### THE EXERCISE
Copy out the entries below precisely; nothing is to be omitted.

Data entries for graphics

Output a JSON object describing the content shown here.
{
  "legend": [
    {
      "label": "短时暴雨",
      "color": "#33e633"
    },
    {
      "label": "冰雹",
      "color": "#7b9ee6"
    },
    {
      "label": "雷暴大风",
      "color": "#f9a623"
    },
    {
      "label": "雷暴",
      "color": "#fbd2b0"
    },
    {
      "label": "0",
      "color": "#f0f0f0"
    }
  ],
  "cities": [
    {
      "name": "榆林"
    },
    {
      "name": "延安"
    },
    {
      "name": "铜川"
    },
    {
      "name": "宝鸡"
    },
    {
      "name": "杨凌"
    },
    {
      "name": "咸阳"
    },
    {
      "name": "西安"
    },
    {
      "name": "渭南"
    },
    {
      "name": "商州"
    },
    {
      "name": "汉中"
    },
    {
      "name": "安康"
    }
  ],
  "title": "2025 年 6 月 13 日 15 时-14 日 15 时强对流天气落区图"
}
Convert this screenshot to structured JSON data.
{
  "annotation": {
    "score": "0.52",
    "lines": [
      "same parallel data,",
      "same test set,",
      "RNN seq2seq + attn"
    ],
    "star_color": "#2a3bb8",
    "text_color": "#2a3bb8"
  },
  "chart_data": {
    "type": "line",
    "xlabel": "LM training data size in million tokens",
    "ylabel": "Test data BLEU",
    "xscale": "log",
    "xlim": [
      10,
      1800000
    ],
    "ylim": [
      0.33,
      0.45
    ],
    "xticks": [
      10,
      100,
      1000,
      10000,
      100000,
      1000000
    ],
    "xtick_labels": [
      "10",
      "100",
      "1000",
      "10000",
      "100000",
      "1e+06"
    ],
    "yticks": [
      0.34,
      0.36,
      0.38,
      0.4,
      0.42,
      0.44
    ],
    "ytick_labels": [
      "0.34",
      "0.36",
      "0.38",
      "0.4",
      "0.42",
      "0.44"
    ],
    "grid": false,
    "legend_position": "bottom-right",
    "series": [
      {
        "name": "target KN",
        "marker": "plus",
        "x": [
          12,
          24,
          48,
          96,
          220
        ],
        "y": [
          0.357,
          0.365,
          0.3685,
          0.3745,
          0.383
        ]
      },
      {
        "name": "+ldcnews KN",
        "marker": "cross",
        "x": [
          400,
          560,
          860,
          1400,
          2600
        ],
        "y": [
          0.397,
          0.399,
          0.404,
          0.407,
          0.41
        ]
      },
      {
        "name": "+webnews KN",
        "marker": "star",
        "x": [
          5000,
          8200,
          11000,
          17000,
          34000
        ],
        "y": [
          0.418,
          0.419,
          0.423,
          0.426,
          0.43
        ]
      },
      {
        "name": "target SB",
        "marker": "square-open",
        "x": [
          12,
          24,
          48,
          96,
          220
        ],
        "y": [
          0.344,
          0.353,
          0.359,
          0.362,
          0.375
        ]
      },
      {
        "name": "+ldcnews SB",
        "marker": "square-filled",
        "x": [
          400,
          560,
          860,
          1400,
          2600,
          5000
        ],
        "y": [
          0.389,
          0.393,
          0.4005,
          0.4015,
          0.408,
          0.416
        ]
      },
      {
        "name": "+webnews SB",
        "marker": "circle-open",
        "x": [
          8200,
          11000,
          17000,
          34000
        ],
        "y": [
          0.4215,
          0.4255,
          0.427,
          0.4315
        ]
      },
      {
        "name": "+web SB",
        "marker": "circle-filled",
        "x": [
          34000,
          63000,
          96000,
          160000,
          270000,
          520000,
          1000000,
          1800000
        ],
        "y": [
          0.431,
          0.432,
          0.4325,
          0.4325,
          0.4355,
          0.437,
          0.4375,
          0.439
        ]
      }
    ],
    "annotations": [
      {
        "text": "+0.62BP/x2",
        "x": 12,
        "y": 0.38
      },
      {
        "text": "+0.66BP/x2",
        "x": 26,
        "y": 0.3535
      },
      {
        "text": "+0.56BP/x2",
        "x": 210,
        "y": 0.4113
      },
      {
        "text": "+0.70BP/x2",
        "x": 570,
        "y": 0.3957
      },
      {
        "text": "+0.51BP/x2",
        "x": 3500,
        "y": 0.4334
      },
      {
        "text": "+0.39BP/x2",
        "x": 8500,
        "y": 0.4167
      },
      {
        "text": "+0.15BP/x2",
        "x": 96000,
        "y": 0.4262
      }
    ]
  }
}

### COMPLETE RESPONSE
Output a JSON object describing the content shown here.
{
  "legend": [
    {
      "label": "短时暴雨",
      "color": "#33e633"
    },
    {
      "label": "冰雹",
      "color": "#7b9ee6"
    },
    {
      "label": "雷暴大风",
      "color": "#f9a623"
    },
    {
      "label": "雷暴",
      "color": "#fbd2b0"
    },
    {
      "label": "0",
      "color": "#f0f0f0"
    }
  ],
  "cities": [
    {
      "name": "榆林"
    },
    {
      "name": "延安"
    },
    {
      "name": "铜川"
    },
    {
      "name": "宝鸡"
    },
    {
      "name": "杨凌"
    },
    {
      "name": "咸阳"
    },
    {
      "name": "西安"
    },
    {
      "name": "渭南"
    },
    {
      "name": "商州"
    },
    {
      "name": "汉中"
    },
    {
      "name": "安康"
    }
  ],
  "title": "2025 年 6 月 13 日 15 时-14 日 15 时强对流天气落区图"
}
Convert this screenshot to structured JSON data.
{
  "annotation": {
    "score": "0.52",
    "lines": [
      "same parallel data,",
      "same test set,",
      "RNN seq2seq + attn"
    ],
    "star_color": "#2a3bb8",
    "text_color": "#2a3bb8"
  },
  "chart_data": {
    "type": "line",
    "xlabel": "LM training data size in million tokens",
    "ylabel": "Test data BLEU",
    "xscale": "log",
    "xlim": [
      10,
      1800000
    ],
    "ylim": [
      0.33,
      0.45
    ],
    "xticks": [
      10,
      100,
      1000,
      10000,
      100000,
      1000000
    ],
    "xtick_labels": [
      "10",
      "100",
      "1000",
      "10000",
      "100000",
      "1e+06"
    ],
    "yticks": [
      0.34,
      0.36,
      0.38,
      0.4,
      0.42,
      0.44
    ],
    "ytick_labels": [
      "0.34",
      "0.36",
      "0.38",
      "0.4",
      "0.42",
      "0.44"
    ],
    "grid": false,
    "legend_position": "bottom-right",
    "series": [
      {
        "name": "target KN",
        "marker": "plus",
        "x": [
          12,
          24,
          48,
          96,
          220
        ],
        "y": [
          0.357,
          0.365,
          0.3685,
          0.3745,
          0.383
        ]
      },
      {
        "name": "+ldcnews KN",
        "marker": "cross",
        "x": [
          400,
          560,
          860,
          1400,
          2600
        ],
        "y": [
          0.397,
          0.399,
          0.404,
          0.407,
          0.41
        ]
      },
      {
        "name": "+webnews KN",
        "marker": "star",
        "x": [
          5000,
          8200,
          11000,
          17000,
          34000
        ],
        "y": [
          0.418,
          0.419,
          0.423,
          0.426,
          0.43
        ]
      },
      {
        "name": "target SB",
        "marker": "square-open",
        "x": [
          12,
          24,
          48,
          96,
          220
        ],
        "y": [
          0.344,
          0.353,
          0.359,
          0.362,
          0.375
        ]
      },
      {
        "name": "+ldcnews SB",
        "marker": "square-filled",
        "x": [
          400,
          560,
          860,
          1400,
          2600,
          5000
        ],
        "y": [
          0.389,
          0.393,
          0.4005,
          0.4015,
          0.408,
          0.416
        ]
      },
      {
        "name": "+webnews SB",
        "marker": "circle-open",
        "x": [
          8200,
          11000,
          17000,
          34000
        ],
        "y": [
          0.4215,
          0.4255,
          0.427,
          0.4315
        ]
      },
      {
        "name": "+web SB",
        "marker": "circle-filled",
        "x": [
          34000,
          63000,
          96000,
          160000,
          270000,
          520000,
          1000000,
          1800000
        ],
        "y": [
          0.431,
          0.432,
          0.4325,
          0.4325,
          0.4355,
          0.437,
          0.4375,
          0.439
        ]
      }
    ],
    "annotations": [
      {
        "text": "+0.62BP/x2",
        "x": 12,
        "y": 0.38
      },
      {
        "text": "+0.66BP/x2",
        "x": 26,
        "y": 0.3535
      },
      {
        "text": "+0.56BP/x2",
        "x": 210,
        "y": 0.4113
      },
      {
        "text": "+0.70BP/x2",
        "x": 570,
        "y": 0.3957
      },
      {
        "text": "+0.51BP/x2",
        "x": 3500,
        "y": 0.4334
      },
      {
        "text": "+0.39BP/x2",
        "x": 8500,
        "y": 0.4167
      },
      {
        "text": "+0.15BP/x2",
        "x": 96000,
        "y": 0.4262
      }
    ]
  }
}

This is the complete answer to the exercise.